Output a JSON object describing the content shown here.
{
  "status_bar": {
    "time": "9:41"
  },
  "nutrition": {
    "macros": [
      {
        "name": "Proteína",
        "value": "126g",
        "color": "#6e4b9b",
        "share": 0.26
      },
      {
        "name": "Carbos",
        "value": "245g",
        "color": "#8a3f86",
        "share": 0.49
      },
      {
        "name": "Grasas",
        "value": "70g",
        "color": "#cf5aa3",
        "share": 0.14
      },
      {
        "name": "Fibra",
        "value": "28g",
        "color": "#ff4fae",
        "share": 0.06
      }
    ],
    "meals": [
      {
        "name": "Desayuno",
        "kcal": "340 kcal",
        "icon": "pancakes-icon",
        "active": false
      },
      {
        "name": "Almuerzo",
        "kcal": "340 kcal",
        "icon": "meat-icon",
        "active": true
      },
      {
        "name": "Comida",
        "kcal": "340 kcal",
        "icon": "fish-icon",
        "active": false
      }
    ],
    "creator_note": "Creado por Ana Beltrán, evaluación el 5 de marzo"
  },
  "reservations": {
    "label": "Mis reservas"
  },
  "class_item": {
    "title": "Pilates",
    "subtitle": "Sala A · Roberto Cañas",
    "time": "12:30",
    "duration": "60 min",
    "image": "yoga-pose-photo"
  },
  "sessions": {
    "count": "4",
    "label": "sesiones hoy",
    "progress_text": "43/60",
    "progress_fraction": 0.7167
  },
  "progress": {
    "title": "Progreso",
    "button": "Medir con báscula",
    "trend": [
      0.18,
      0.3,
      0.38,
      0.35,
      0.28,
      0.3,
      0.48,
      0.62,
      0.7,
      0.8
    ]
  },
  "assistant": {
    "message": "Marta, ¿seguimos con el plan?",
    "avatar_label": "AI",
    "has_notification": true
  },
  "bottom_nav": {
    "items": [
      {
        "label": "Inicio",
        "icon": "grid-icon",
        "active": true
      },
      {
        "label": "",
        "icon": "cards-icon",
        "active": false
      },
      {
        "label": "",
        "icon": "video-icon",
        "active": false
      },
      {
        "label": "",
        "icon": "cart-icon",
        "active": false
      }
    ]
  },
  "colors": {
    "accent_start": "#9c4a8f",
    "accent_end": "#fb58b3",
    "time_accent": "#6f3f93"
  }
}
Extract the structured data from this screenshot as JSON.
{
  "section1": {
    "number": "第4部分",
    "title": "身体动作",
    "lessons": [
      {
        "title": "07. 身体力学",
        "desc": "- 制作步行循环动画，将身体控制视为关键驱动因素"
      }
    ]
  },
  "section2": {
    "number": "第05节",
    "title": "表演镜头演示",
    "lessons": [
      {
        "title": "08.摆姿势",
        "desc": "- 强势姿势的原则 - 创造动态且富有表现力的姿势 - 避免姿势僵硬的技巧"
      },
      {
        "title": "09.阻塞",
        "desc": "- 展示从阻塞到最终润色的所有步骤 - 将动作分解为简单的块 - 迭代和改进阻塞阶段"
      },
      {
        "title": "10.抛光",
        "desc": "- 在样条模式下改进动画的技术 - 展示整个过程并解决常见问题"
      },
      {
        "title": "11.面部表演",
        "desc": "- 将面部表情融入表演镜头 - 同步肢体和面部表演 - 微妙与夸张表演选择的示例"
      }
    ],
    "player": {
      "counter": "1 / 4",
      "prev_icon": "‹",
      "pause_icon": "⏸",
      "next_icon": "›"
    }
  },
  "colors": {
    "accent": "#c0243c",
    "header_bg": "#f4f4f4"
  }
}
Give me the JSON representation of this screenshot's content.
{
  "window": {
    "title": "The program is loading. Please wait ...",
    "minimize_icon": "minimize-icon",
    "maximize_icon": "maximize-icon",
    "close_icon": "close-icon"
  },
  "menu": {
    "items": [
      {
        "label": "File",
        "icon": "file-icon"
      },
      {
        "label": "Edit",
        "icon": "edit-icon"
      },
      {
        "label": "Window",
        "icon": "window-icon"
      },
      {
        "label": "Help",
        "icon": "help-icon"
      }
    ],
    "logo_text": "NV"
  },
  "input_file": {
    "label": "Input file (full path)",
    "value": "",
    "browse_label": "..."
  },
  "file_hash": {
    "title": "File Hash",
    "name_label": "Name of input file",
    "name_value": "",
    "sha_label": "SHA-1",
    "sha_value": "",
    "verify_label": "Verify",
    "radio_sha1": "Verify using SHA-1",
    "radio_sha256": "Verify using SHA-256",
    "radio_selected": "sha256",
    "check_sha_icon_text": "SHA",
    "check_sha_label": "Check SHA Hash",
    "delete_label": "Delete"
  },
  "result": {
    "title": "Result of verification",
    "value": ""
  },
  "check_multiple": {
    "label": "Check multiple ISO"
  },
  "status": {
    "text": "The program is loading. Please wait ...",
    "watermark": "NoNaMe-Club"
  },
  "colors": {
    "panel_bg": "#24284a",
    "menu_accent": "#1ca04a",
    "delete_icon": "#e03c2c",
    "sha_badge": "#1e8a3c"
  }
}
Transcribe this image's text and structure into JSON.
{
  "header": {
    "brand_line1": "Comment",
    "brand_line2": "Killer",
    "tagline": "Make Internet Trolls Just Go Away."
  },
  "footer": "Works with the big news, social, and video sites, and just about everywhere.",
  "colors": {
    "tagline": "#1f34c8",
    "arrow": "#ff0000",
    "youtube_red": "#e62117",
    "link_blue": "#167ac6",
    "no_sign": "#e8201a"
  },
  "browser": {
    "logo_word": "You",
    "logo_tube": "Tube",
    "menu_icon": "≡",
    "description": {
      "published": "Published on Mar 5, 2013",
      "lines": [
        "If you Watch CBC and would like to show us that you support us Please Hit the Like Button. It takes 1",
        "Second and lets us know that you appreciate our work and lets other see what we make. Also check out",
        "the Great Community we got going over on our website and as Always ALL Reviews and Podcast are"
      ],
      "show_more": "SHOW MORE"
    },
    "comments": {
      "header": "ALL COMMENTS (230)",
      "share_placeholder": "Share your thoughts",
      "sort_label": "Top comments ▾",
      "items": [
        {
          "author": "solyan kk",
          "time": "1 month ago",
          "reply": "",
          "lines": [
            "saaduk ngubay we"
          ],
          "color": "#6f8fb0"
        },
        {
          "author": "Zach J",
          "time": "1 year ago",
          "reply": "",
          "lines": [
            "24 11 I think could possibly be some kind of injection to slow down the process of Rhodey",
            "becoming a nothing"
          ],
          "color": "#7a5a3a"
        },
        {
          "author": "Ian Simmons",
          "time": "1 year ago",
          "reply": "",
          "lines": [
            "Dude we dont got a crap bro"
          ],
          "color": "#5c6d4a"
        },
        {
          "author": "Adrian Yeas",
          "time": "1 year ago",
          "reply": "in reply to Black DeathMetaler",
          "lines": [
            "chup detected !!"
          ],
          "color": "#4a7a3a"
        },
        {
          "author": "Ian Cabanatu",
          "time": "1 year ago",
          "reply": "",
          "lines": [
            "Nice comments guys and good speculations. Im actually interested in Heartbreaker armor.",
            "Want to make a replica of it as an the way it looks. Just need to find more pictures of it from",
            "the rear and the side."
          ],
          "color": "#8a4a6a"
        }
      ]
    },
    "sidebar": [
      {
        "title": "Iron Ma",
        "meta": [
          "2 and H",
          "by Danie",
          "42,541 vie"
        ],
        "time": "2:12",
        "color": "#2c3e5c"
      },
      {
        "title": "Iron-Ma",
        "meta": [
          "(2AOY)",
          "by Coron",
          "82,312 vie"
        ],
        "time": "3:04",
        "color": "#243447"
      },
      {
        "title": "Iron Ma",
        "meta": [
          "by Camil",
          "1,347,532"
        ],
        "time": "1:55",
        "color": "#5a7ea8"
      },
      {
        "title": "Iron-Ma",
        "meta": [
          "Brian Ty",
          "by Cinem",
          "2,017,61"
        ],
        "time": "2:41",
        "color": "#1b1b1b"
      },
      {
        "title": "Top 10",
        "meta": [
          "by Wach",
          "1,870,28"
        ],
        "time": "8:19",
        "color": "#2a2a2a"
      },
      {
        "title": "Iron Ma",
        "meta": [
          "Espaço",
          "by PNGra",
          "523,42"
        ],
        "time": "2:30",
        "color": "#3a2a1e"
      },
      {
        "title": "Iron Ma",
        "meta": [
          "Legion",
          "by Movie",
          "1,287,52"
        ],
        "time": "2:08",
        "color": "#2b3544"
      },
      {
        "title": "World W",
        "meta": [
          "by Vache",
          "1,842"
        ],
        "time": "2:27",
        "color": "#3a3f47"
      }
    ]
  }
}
■ ■ ■ ■ ■ ■ ■
Copy each line above that contains the word "this".

Expected output:
Extract the structured data from this screenshot as JSON.
Give me the JSON representation of this screenshot's content.
Transcribe this image's text and structure into JSON.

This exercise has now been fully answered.